Entries from a visual dataset:
· · · · ·
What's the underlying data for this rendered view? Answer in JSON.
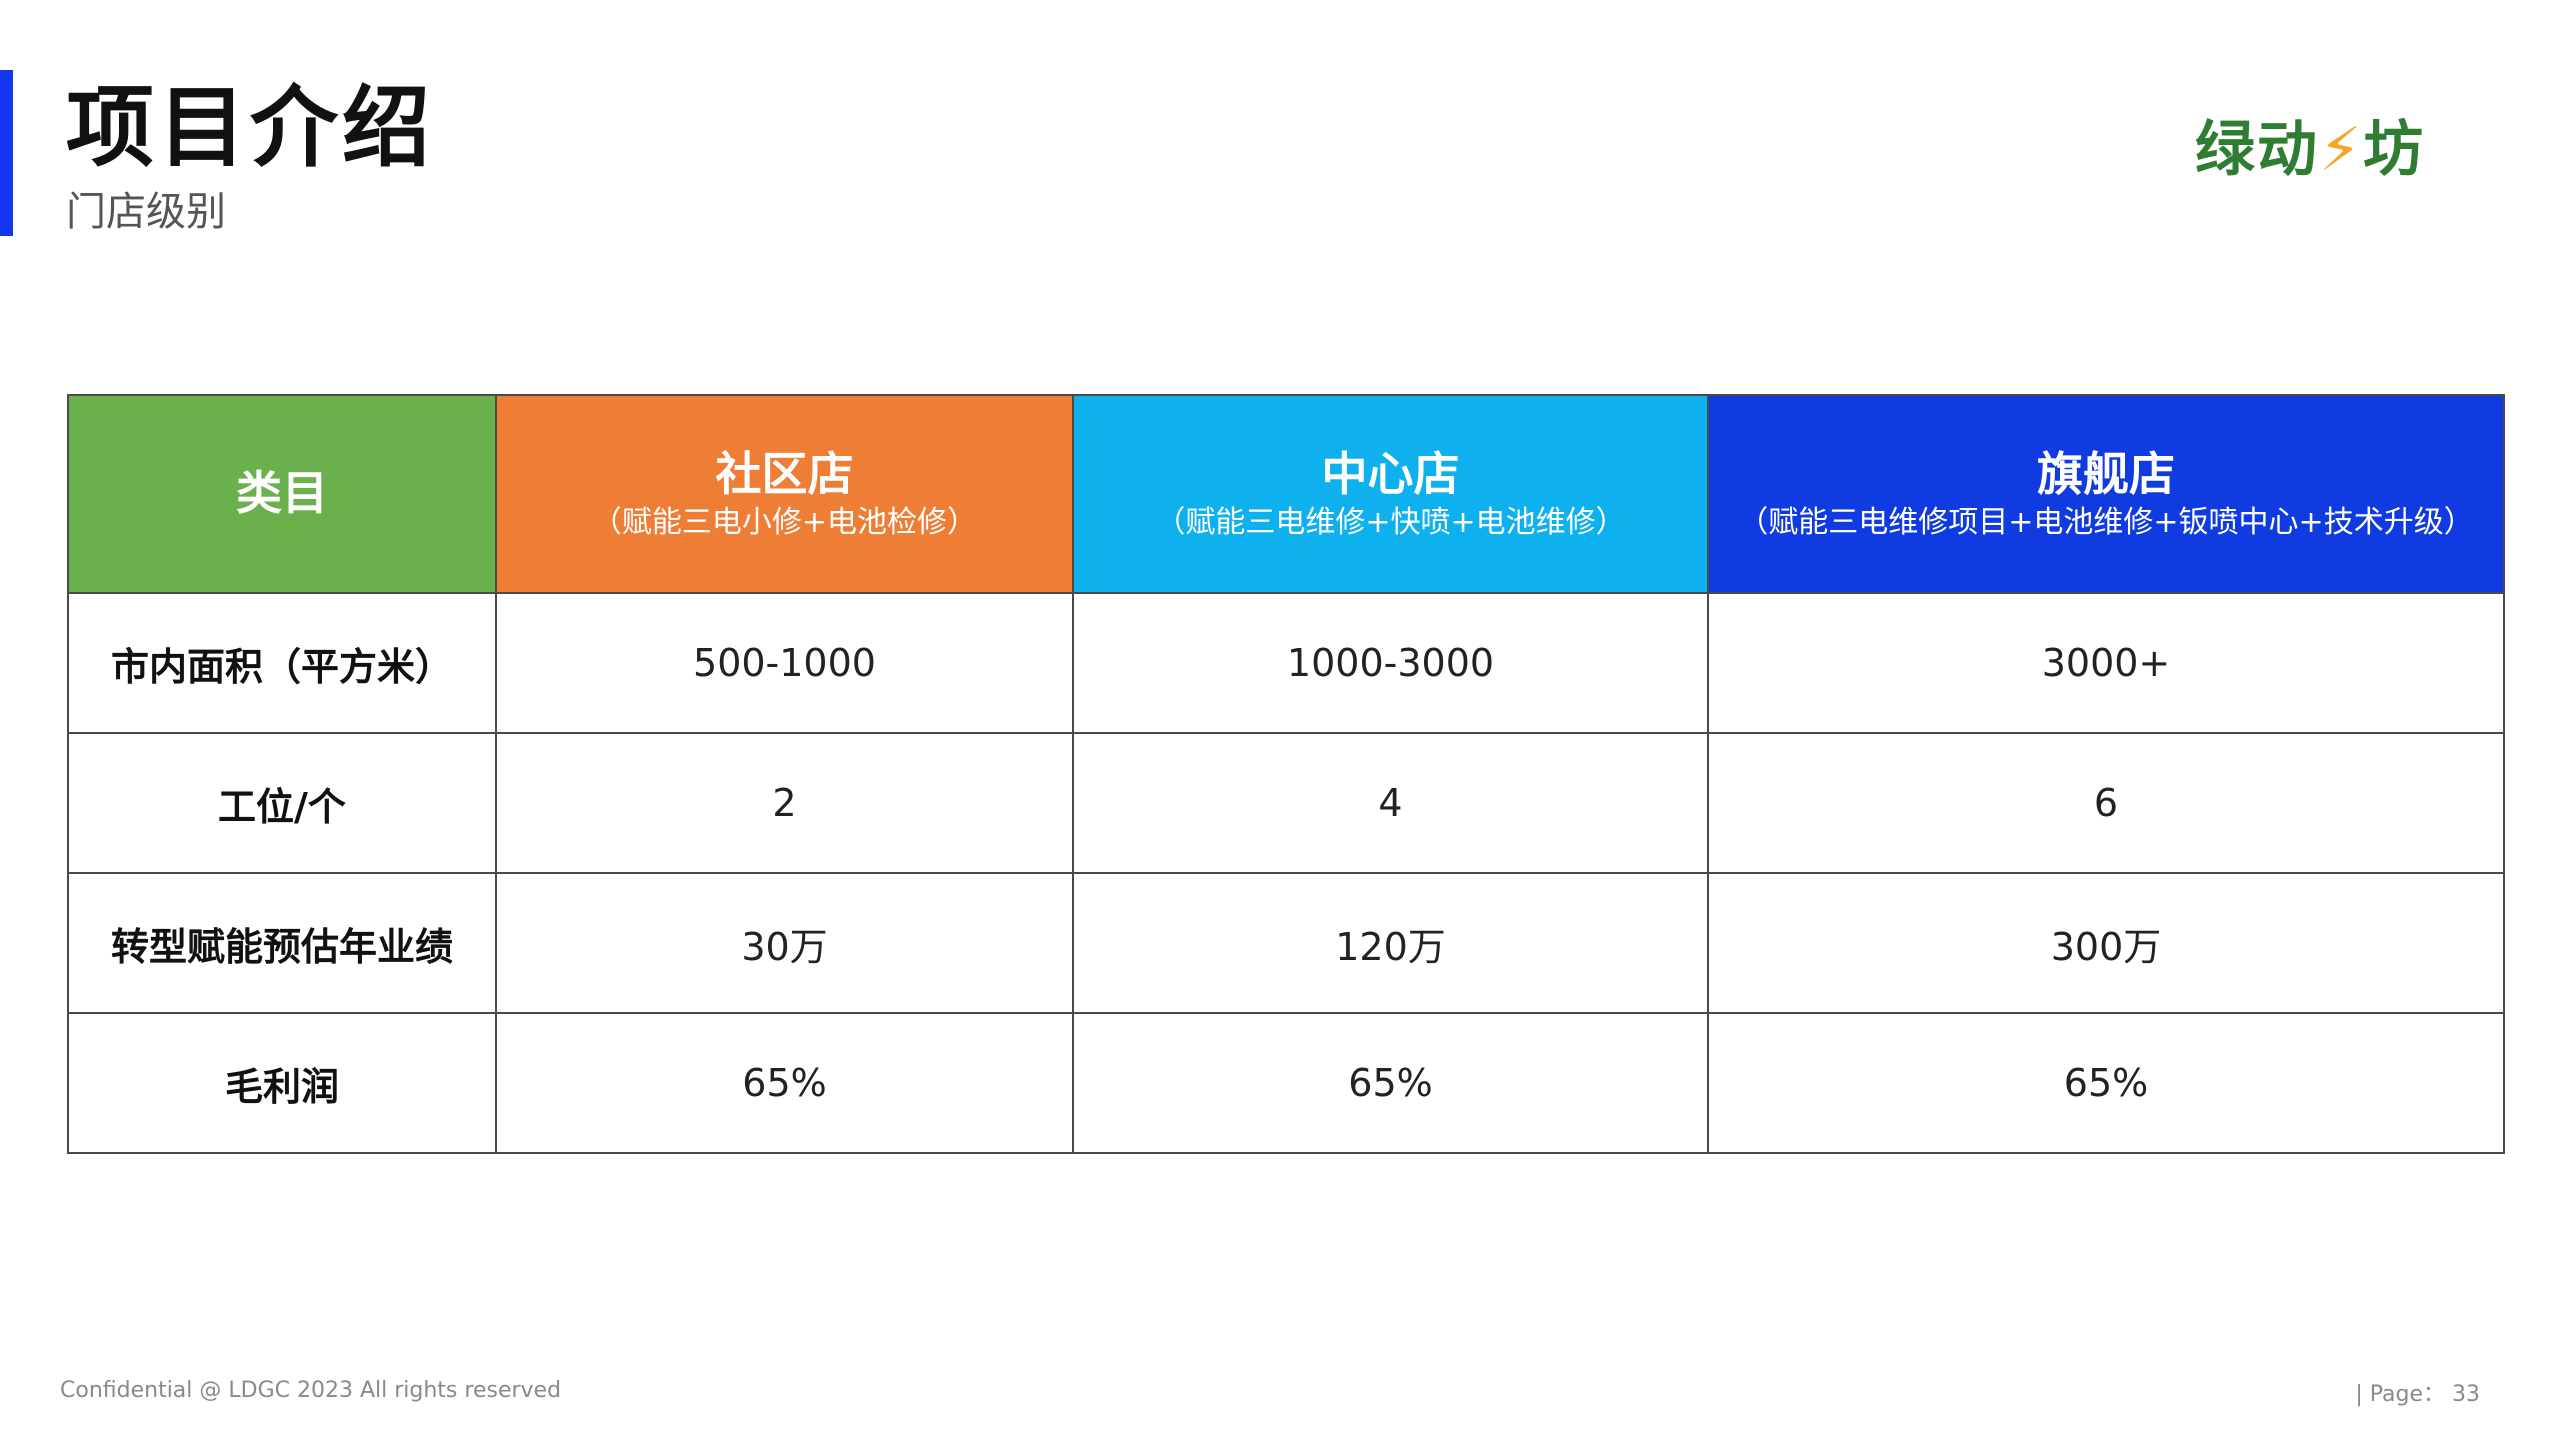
{
  "header": {
    "title": "项目介绍",
    "subtitle": "门店级别",
    "logo_text_1": "绿动",
    "logo_bolt": "⚡",
    "logo_text_2": "坊"
  },
  "table": {
    "header": {
      "category": "类目",
      "columns": [
        {
          "name": "社区店",
          "desc": "（赋能三电小修+电池检修）"
        },
        {
          "name": "中心店",
          "desc": "（赋能三电维修+快喷+电池维修）"
        },
        {
          "name": "旗舰店",
          "desc": "（赋能三电维修项目+电池维修+钣喷中心+技术升级）"
        }
      ]
    },
    "rows": [
      {
        "label": "市内面积（平方米）",
        "values": [
          "500-1000",
          "1000-3000",
          "3000+"
        ]
      },
      {
        "label": "工位/个",
        "values": [
          "2",
          "4",
          "6"
        ]
      },
      {
        "label": "转型赋能预估年业绩",
        "values": [
          "30万",
          "120万",
          "300万"
        ]
      },
      {
        "label": "毛利润",
        "values": [
          "65%",
          "65%",
          "65%"
        ]
      }
    ]
  },
  "footer": {
    "confidential": "Confidential @ LDGC 2023  All rights reserved",
    "page_label": "| Page：",
    "page_number": "33"
  },
  "colors": {
    "accent_bar": "#1438f0",
    "category_header": "#6ab04c",
    "community_header": "#ee7e35",
    "center_header": "#0eb0ee",
    "flagship_header": "#0f3be0",
    "logo_green": "#2f7d32",
    "logo_bolt": "#f6a623"
  }
}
· · · · ·
▶ Stated goal
With the pictures left out, transcribe the material exactly.

▶ Result of the task
What's the underlying data for this rendered view? Answer in JSON.
{
  "header": {
    "title": "项目介绍",
    "subtitle": "门店级别",
    "logo_text_1": "绿动",
    "logo_bolt": "⚡",
    "logo_text_2": "坊"
  },
  "table": {
    "header": {
      "category": "类目",
      "columns": [
        {
          "name": "社区店",
          "desc": "（赋能三电小修+电池检修）"
        },
        {
          "name": "中心店",
          "desc": "（赋能三电维修+快喷+电池维修）"
        },
        {
          "name": "旗舰店",
          "desc": "（赋能三电维修项目+电池维修+钣喷中心+技术升级）"
        }
      ]
    },
    "rows": [
      {
        "label": "市内面积（平方米）",
        "values": [
          "500-1000",
          "1000-3000",
          "3000+"
        ]
      },
      {
        "label": "工位/个",
        "values": [
          "2",
          "4",
          "6"
        ]
      },
      {
        "label": "转型赋能预估年业绩",
        "values": [
          "30万",
          "120万",
          "300万"
        ]
      },
      {
        "label": "毛利润",
        "values": [
          "65%",
          "65%",
          "65%"
        ]
      }
    ]
  },
  "footer": {
    "confidential": "Confidential @ LDGC 2023  All rights reserved",
    "page_label": "| Page：",
    "page_number": "33"
  },
  "colors": {
    "accent_bar": "#1438f0",
    "category_header": "#6ab04c",
    "community_header": "#ee7e35",
    "center_header": "#0eb0ee",
    "flagship_header": "#0f3be0",
    "logo_green": "#2f7d32",
    "logo_bolt": "#f6a623"
  }
}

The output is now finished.